● Problem to solve:
Copy each line of the material below that includes the string "color".
━━━━━━
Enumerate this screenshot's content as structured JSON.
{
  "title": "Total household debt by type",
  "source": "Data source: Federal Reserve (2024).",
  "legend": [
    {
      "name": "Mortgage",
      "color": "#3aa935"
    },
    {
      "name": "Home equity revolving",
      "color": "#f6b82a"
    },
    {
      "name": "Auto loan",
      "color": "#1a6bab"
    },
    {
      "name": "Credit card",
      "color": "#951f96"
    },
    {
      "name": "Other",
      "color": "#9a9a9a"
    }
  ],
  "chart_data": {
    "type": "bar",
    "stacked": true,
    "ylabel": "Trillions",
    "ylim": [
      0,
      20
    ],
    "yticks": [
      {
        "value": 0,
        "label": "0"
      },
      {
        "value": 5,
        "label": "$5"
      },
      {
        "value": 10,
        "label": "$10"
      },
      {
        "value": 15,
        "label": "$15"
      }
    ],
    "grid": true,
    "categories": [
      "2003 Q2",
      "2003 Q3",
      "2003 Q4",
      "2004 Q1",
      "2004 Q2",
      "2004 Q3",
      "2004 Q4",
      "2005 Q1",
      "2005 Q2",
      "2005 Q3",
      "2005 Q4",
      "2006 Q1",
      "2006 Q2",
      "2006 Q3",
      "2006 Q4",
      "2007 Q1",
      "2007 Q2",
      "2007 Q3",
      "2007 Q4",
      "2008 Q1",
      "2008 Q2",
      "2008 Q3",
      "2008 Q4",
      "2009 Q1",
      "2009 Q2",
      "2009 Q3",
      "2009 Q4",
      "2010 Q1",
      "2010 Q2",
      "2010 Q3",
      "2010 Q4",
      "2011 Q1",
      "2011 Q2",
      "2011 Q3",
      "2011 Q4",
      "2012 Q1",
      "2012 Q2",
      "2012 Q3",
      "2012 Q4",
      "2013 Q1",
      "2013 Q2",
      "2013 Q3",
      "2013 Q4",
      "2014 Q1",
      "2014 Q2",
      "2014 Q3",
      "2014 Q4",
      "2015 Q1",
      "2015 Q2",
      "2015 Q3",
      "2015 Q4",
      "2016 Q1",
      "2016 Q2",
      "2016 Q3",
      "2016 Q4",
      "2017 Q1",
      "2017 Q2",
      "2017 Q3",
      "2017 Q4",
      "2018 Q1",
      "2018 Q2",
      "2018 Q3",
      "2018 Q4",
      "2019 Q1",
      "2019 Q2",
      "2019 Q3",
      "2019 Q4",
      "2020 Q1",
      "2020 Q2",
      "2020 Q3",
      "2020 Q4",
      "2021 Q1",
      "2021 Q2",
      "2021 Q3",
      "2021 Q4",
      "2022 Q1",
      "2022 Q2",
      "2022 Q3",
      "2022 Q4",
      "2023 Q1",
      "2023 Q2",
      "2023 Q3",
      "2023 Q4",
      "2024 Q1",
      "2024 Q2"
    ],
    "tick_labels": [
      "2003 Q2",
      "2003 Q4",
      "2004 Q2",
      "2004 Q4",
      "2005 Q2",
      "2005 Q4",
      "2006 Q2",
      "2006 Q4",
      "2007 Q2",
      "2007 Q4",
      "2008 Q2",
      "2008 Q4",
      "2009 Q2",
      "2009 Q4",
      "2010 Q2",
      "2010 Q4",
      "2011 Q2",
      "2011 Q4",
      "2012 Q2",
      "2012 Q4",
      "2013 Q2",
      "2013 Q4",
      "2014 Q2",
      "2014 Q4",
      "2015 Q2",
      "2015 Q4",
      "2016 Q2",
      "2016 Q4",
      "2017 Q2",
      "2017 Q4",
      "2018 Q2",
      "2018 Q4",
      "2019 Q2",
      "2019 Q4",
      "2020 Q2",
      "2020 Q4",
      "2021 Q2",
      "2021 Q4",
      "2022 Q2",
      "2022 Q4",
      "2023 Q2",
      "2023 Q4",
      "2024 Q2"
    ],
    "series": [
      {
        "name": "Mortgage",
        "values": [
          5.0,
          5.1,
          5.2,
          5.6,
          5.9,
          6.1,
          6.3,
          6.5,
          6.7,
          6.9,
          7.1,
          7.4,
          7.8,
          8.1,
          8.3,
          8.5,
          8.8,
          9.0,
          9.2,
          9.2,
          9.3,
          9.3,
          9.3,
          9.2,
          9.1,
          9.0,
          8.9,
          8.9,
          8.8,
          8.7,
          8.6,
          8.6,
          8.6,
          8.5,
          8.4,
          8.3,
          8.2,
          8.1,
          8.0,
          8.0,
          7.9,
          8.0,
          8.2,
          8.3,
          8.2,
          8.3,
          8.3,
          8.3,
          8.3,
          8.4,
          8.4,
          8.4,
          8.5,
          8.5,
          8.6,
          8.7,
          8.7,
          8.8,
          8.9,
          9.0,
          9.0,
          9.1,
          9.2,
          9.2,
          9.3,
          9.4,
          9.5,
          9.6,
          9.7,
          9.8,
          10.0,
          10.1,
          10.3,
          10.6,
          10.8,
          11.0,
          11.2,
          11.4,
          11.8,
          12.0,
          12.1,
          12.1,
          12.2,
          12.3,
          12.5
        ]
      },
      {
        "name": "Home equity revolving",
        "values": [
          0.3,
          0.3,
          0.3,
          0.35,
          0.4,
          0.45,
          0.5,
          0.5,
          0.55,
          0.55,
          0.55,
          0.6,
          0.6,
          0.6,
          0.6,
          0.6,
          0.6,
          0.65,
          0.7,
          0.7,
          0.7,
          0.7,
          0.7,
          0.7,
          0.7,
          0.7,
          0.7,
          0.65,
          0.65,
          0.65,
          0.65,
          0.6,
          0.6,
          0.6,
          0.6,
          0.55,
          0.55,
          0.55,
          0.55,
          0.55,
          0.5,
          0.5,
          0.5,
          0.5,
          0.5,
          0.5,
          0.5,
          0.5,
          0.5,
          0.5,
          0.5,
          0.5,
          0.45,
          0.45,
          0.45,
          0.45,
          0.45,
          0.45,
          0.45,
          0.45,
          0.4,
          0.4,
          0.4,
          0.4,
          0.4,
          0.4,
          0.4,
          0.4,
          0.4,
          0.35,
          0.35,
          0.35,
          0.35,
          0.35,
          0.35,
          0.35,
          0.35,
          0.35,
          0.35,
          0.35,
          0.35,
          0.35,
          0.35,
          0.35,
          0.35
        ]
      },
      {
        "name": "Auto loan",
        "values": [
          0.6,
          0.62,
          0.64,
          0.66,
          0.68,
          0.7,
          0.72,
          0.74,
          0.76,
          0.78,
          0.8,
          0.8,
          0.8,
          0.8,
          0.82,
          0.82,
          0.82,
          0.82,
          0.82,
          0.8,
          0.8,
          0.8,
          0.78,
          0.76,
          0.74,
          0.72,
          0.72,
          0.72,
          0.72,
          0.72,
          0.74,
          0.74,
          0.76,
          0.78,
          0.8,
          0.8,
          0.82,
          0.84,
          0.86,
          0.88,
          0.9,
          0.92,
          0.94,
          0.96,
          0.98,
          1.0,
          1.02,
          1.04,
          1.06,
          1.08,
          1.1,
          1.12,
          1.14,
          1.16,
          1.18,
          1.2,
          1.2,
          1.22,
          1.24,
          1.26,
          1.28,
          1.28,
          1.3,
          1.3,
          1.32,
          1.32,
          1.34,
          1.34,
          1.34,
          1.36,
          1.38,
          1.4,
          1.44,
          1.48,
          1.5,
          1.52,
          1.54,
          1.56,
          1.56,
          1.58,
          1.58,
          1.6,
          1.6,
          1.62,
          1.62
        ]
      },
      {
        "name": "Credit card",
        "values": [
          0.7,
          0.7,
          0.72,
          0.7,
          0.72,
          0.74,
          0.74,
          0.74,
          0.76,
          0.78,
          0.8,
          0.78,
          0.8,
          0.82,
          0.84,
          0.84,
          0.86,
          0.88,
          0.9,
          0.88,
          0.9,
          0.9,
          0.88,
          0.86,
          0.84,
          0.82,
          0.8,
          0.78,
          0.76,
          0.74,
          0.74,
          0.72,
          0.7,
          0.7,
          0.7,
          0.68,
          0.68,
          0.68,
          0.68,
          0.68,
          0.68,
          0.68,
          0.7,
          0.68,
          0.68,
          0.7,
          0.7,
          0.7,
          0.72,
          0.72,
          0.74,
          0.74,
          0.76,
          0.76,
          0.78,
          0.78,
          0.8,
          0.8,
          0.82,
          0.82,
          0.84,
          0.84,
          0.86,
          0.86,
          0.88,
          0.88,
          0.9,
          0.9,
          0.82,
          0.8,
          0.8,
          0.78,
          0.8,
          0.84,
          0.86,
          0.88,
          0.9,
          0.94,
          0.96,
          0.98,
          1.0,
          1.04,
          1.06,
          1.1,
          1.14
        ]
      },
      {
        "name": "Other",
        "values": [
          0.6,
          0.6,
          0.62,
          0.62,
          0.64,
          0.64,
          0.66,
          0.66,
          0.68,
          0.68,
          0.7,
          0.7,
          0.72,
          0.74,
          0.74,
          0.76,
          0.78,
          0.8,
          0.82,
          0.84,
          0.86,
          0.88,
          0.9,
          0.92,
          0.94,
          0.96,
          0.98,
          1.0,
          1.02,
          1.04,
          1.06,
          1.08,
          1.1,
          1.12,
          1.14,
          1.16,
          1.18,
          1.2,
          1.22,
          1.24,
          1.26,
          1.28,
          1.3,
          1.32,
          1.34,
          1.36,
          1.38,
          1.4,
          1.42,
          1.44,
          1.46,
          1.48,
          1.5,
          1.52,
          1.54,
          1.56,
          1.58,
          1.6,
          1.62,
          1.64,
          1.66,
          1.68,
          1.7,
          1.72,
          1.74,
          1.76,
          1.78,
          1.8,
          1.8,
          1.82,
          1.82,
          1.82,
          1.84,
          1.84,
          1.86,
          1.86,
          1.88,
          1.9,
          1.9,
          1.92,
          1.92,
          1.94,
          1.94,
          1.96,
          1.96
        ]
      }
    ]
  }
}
━━━━━━
● Written answer:
      "color": "#3aa935"
      "color": "#f6b82a"
      "color": "#1a6bab"
      "color": "#951f96"
      "color": "#9a9a9a"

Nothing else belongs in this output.